Start of Record set

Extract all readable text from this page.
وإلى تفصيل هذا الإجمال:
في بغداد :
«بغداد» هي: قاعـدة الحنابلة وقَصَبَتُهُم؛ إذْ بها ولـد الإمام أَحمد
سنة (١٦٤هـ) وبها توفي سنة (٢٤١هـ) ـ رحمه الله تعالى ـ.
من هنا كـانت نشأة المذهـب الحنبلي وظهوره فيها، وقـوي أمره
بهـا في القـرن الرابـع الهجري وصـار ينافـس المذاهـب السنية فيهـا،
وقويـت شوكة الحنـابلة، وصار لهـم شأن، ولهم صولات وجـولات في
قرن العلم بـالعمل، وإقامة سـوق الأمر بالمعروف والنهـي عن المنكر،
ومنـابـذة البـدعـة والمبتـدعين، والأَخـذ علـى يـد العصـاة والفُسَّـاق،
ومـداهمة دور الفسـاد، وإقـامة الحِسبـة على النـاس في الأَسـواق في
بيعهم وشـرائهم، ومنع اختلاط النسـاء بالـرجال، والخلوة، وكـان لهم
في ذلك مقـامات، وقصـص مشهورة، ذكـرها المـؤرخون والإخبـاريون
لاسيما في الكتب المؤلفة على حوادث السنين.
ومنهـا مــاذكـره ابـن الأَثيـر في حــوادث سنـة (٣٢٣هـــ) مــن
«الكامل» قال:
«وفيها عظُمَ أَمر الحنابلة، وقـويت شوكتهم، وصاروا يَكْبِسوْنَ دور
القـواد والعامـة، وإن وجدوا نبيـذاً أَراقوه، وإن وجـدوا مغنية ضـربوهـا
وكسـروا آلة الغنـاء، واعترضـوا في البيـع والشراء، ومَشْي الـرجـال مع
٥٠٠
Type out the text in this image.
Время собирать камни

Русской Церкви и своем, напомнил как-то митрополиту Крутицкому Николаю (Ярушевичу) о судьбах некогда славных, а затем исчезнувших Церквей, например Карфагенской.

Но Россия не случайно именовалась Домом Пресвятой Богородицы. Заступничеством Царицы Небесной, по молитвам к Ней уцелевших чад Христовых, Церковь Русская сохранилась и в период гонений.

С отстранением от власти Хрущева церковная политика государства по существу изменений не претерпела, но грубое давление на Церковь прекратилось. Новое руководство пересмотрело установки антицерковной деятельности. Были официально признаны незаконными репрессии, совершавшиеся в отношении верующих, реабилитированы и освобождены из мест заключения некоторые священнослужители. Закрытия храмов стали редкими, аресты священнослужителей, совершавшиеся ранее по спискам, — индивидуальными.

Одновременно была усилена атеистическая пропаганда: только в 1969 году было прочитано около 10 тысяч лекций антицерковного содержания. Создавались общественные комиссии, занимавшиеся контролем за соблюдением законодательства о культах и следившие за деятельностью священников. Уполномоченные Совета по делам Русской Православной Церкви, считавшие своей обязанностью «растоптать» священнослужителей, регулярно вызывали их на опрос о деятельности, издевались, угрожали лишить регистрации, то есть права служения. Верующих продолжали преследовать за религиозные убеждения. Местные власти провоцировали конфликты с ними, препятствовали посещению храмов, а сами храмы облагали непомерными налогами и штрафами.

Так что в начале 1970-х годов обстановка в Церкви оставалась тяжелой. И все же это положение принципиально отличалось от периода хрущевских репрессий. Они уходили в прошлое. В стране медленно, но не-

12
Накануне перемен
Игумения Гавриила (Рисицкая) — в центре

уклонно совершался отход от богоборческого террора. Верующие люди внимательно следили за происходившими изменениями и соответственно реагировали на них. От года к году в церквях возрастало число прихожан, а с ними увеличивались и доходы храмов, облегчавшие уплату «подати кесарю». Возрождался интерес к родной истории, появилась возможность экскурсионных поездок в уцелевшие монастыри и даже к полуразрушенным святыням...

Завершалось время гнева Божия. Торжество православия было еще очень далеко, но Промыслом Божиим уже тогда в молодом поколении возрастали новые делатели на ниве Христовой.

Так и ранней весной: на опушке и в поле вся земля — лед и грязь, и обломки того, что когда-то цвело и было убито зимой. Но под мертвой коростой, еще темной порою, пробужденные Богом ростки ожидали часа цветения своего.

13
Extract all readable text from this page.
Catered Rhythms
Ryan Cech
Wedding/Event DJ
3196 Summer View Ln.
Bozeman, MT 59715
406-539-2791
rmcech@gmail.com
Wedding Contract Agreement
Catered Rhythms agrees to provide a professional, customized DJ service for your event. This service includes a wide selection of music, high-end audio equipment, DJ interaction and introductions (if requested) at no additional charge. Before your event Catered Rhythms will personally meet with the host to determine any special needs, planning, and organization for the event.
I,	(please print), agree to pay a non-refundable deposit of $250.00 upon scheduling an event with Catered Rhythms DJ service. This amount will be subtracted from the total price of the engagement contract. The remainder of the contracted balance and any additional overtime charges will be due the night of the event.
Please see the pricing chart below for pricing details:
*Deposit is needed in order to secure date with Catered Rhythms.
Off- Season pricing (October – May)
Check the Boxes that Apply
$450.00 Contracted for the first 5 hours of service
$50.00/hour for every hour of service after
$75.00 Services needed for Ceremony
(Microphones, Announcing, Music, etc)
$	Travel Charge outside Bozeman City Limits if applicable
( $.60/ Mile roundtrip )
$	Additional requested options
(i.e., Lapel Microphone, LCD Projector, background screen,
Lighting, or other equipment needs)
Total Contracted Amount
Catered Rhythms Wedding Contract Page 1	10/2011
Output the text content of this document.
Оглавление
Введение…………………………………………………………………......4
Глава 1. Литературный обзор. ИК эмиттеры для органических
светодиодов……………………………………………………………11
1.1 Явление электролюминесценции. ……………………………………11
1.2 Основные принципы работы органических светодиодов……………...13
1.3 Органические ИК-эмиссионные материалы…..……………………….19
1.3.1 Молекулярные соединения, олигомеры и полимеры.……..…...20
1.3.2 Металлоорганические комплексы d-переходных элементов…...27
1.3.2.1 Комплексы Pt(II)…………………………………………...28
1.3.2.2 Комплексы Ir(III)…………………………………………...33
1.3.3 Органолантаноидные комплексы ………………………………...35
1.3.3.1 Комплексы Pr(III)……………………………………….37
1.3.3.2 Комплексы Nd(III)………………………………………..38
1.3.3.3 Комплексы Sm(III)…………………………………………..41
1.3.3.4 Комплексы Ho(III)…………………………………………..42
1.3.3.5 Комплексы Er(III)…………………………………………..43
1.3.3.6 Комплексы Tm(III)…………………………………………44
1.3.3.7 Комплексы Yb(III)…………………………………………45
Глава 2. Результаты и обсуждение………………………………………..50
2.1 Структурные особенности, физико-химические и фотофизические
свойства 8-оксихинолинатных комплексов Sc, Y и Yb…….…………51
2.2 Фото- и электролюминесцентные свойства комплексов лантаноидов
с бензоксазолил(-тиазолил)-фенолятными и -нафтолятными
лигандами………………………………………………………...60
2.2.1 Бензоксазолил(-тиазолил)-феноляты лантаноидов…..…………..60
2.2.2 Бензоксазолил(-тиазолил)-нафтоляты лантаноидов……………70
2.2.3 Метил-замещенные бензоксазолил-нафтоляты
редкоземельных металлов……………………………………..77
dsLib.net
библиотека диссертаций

End of Record set

_Requirement_:
Reproduce each entry from the records above, character for character.

_Exercise result_:
Extract all readable text from this page.
وإلى تفصيل هذا الإجمال:
في بغداد :
«بغداد» هي: قاعـدة الحنابلة وقَصَبَتُهُم؛ إذْ بها ولـد الإمام أَحمد
سنة (١٦٤هـ) وبها توفي سنة (٢٤١هـ) ـ رحمه الله تعالى ـ.
من هنا كـانت نشأة المذهـب الحنبلي وظهوره فيها، وقـوي أمره
بهـا في القـرن الرابـع الهجري وصـار ينافـس المذاهـب السنية فيهـا،
وقويـت شوكة الحنـابلة، وصار لهـم شأن، ولهم صولات وجـولات في
قرن العلم بـالعمل، وإقامة سـوق الأمر بالمعروف والنهـي عن المنكر،
ومنـابـذة البـدعـة والمبتـدعين، والأَخـذ علـى يـد العصـاة والفُسَّـاق،
ومـداهمة دور الفسـاد، وإقـامة الحِسبـة على النـاس في الأَسـواق في
بيعهم وشـرائهم، ومنع اختلاط النسـاء بالـرجال، والخلوة، وكـان لهم
في ذلك مقـامات، وقصـص مشهورة، ذكـرها المـؤرخون والإخبـاريون
لاسيما في الكتب المؤلفة على حوادث السنين.
ومنهـا مــاذكـره ابـن الأَثيـر في حــوادث سنـة (٣٢٣هـــ) مــن
«الكامل» قال:
«وفيها عظُمَ أَمر الحنابلة، وقـويت شوكتهم، وصاروا يَكْبِسوْنَ دور
القـواد والعامـة، وإن وجدوا نبيـذاً أَراقوه، وإن وجـدوا مغنية ضـربوهـا
وكسـروا آلة الغنـاء، واعترضـوا في البيـع والشراء، ومَشْي الـرجـال مع
٥٠٠
Type out the text in this image.
Время собирать камни

Русской Церкви и своем, напомнил как-то митрополиту Крутицкому Николаю (Ярушевичу) о судьбах некогда славных, а затем исчезнувших Церквей, например Карфагенской.

Но Россия не случайно именовалась Домом Пресвятой Богородицы. Заступничеством Царицы Небесной, по молитвам к Ней уцелевших чад Христовых, Церковь Русская сохранилась и в период гонений.

С отстранением от власти Хрущева церковная политика государства по существу изменений не претерпела, но грубое давление на Церковь прекратилось. Новое руководство пересмотрело установки антицерковной деятельности. Были официально признаны незаконными репрессии, совершавшиеся в отношении верующих, реабилитированы и освобождены из мест заключения некоторые священнослужители. Закрытия храмов стали редкими, аресты священнослужителей, совершавшиеся ранее по спискам, — индивидуальными.

Одновременно была усилена атеистическая пропаганда: только в 1969 году было прочитано около 10 тысяч лекций антицерковного содержания. Создавались общественные комиссии, занимавшиеся контролем за соблюдением законодательства о культах и следившие за деятельностью священников. Уполномоченные Совета по делам Русской Православной Церкви, считавшие своей обязанностью «растоптать» священнослужителей, регулярно вызывали их на опрос о деятельности, издевались, угрожали лишить регистрации, то есть права служения. Верующих продолжали преследовать за религиозные убеждения. Местные власти провоцировали конфликты с ними, препятствовали посещению храмов, а сами храмы облагали непомерными налогами и штрафами.

Так что в начале 1970-х годов обстановка в Церкви оставалась тяжелой. И все же это положение принципиально отличалось от периода хрущевских репрессий. Они уходили в прошлое. В стране медленно, но не-

12
Накануне перемен
Игумения Гавриила (Рисицкая) — в центре

уклонно совершался отход от богоборческого террора. Верующие люди внимательно следили за происходившими изменениями и соответственно реагировали на них. От года к году в церквях возрастало число прихожан, а с ними увеличивались и доходы храмов, облегчавшие уплату «подати кесарю». Возрождался интерес к родной истории, появилась возможность экскурсионных поездок в уцелевшие монастыри и даже к полуразрушенным святыням...

Завершалось время гнева Божия. Торжество православия было еще очень далеко, но Промыслом Божиим уже тогда в молодом поколении возрастали новые делатели на ниве Христовой.

Так и ранней весной: на опушке и в поле вся земля — лед и грязь, и обломки того, что когда-то цвело и было убито зимой. Но под мертвой коростой, еще темной порою, пробужденные Богом ростки ожидали часа цветения своего.

13
Extract all readable text from this page.
Catered Rhythms
Ryan Cech
Wedding/Event DJ
3196 Summer View Ln.
Bozeman, MT 59715
406-539-2791
rmcech@gmail.com
Wedding Contract Agreement
Catered Rhythms agrees to provide a professional, customized DJ service for your event. This service includes a wide selection of music, high-end audio equipment, DJ interaction and introductions (if requested) at no additional charge. Before your event Catered Rhythms will personally meet with the host to determine any special needs, planning, and organization for the event.
I,	(please print), agree to pay a non-refundable deposit of $250.00 upon scheduling an event with Catered Rhythms DJ service. This amount will be subtracted from the total price of the engagement contract. The remainder of the contracted balance and any additional overtime charges will be due the night of the event.
Please see the pricing chart below for pricing details:
*Deposit is needed in order to secure date with Catered Rhythms.
Off- Season pricing (October – May)
Check the Boxes that Apply
$450.00 Contracted for the first 5 hours of service
$50.00/hour for every hour of service after
$75.00 Services needed for Ceremony
(Microphones, Announcing, Music, etc)
$	Travel Charge outside Bozeman City Limits if applicable
( $.60/ Mile roundtrip )
$	Additional requested options
(i.e., Lapel Microphone, LCD Projector, background screen,
Lighting, or other equipment needs)
Total Contracted Amount
Catered Rhythms Wedding Contract Page 1	10/2011
Output the text content of this document.
Оглавление
Введение…………………………………………………………………......4
Глава 1. Литературный обзор. ИК эмиттеры для органических
светодиодов……………………………………………………………11
1.1 Явление электролюминесценции. ……………………………………11
1.2 Основные принципы работы органических светодиодов……………...13
1.3 Органические ИК-эмиссионные материалы…..……………………….19
1.3.1 Молекулярные соединения, олигомеры и полимеры.……..…...20
1.3.2 Металлоорганические комплексы d-переходных элементов…...27
1.3.2.1 Комплексы Pt(II)…………………………………………...28
1.3.2.2 Комплексы Ir(III)…………………………………………...33
1.3.3 Органолантаноидные комплексы ………………………………...35
1.3.3.1 Комплексы Pr(III)……………………………………….37
1.3.3.2 Комплексы Nd(III)………………………………………..38
1.3.3.3 Комплексы Sm(III)…………………………………………..41
1.3.3.4 Комплексы Ho(III)…………………………………………..42
1.3.3.5 Комплексы Er(III)…………………………………………..43
1.3.3.6 Комплексы Tm(III)…………………………………………44
1.3.3.7 Комплексы Yb(III)…………………………………………45
Глава 2. Результаты и обсуждение………………………………………..50
2.1 Структурные особенности, физико-химические и фотофизические
свойства 8-оксихинолинатных комплексов Sc, Y и Yb…….…………51
2.2 Фото- и электролюминесцентные свойства комплексов лантаноидов
с бензоксазолил(-тиазолил)-фенолятными и -нафтолятными
лигандами………………………………………………………...60
2.2.1 Бензоксазолил(-тиазолил)-феноляты лантаноидов…..…………..60
2.2.2 Бензоксазолил(-тиазолил)-нафтоляты лантаноидов……………70
2.2.3 Метил-замещенные бензоксазолил-нафтоляты
редкоземельных металлов……………………………………..77
dsLib.net
библиотека диссертаций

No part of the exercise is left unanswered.